[Records contained in a dataset]
____
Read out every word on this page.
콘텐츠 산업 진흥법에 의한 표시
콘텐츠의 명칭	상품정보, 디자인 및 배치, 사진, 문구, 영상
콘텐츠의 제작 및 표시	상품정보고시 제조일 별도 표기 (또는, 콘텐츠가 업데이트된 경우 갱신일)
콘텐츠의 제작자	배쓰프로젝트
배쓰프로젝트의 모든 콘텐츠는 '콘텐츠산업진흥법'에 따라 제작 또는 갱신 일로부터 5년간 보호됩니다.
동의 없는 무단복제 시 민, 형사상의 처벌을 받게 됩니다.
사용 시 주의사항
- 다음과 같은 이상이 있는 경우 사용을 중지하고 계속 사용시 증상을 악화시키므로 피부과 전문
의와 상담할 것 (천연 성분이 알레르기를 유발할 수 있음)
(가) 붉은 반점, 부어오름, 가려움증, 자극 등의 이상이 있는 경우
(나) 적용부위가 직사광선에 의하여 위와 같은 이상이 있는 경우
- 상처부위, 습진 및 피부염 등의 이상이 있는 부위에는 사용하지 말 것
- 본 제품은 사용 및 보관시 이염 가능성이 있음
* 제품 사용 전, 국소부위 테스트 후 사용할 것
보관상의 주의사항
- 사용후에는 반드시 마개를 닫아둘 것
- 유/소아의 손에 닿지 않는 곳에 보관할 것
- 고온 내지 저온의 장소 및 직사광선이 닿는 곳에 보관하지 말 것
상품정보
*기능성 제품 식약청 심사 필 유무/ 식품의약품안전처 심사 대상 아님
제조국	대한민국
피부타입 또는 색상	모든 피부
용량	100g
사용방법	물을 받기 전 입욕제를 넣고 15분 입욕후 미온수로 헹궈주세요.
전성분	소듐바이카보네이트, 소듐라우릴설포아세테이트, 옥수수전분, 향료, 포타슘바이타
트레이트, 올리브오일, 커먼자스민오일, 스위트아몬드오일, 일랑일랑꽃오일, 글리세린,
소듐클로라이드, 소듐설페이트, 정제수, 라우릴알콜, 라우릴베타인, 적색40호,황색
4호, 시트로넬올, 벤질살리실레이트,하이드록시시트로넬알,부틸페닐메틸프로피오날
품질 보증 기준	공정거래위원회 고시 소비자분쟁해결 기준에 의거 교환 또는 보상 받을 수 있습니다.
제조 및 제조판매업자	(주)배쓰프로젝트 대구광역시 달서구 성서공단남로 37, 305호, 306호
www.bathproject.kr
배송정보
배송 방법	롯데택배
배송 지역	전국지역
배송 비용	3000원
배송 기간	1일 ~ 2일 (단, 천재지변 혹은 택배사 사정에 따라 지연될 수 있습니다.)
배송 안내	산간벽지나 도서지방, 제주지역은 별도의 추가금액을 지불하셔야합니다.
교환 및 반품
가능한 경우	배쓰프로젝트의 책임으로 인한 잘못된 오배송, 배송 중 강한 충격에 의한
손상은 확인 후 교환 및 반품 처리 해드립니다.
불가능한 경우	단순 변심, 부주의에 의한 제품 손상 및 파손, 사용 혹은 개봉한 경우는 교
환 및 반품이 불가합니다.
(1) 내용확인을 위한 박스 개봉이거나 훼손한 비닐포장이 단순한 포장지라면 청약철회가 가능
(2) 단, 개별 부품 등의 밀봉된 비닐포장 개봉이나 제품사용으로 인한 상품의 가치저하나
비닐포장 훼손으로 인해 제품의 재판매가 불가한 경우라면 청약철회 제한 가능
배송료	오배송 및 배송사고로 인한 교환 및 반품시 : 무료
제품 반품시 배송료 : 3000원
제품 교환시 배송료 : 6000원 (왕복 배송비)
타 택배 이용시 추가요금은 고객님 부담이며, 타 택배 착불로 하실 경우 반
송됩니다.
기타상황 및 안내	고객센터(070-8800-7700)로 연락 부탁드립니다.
____
*CHALLENGE*. Each line containing the word "배쓰프로젝트의" counts once; report the total alone.

*ANSWER TO THE EXERCISE*. 2